▸ TASK REQUIREMENTS: Quote every line as given.

▸ STORED ROWS:
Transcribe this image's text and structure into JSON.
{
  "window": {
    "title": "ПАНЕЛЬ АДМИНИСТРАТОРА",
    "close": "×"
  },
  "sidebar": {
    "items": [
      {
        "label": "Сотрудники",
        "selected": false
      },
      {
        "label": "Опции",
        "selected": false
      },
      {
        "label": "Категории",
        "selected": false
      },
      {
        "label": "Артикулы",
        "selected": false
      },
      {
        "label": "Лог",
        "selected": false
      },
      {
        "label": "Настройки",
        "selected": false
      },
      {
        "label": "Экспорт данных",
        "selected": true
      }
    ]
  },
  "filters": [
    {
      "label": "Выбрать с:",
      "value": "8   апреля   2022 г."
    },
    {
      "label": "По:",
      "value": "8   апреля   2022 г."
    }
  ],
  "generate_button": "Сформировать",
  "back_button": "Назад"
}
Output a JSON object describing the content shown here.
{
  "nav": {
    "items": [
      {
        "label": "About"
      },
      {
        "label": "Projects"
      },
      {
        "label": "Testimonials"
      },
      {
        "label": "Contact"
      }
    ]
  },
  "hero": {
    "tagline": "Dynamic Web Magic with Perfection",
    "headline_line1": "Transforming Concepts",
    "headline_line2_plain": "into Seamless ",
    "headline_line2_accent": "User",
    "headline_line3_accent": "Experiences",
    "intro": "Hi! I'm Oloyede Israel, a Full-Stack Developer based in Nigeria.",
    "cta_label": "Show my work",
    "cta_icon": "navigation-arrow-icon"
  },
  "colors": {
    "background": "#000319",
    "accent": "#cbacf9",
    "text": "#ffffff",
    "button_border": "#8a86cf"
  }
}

▸ TASK SOLUTION:
Transcribe this image's text and structure into JSON.
{
  "window": {
    "title": "ПАНЕЛЬ АДМИНИСТРАТОРА",
    "close": "×"
  },
  "sidebar": {
    "items": [
      {
        "label": "Сотрудники",
        "selected": false
      },
      {
        "label": "Опции",
        "selected": false
      },
      {
        "label": "Категории",
        "selected": false
      },
      {
        "label": "Артикулы",
        "selected": false
      },
      {
        "label": "Лог",
        "selected": false
      },
      {
        "label": "Настройки",
        "selected": false
      },
      {
        "label": "Экспорт данных",
        "selected": true
      }
    ]
  },
  "filters": [
    {
      "label": "Выбрать с:",
      "value": "8   апреля   2022 г."
    },
    {
      "label": "По:",
      "value": "8   апреля   2022 г."
    }
  ],
  "generate_button": "Сформировать",
  "back_button": "Назад"
}
Output a JSON object describing the content shown here.
{
  "nav": {
    "items": [
      {
        "label": "About"
      },
      {
        "label": "Projects"
      },
      {
        "label": "Testimonials"
      },
      {
        "label": "Contact"
      }
    ]
  },
  "hero": {
    "tagline": "Dynamic Web Magic with Perfection",
    "headline_line1": "Transforming Concepts",
    "headline_line2_plain": "into Seamless ",
    "headline_line2_accent": "User",
    "headline_line3_accent": "Experiences",
    "intro": "Hi! I'm Oloyede Israel, a Full-Stack Developer based in Nigeria.",
    "cta_label": "Show my work",
    "cta_icon": "navigation-arrow-icon"
  },
  "colors": {
    "background": "#000319",
    "accent": "#cbacf9",
    "text": "#ffffff",
    "button_border": "#8a86cf"
  }
}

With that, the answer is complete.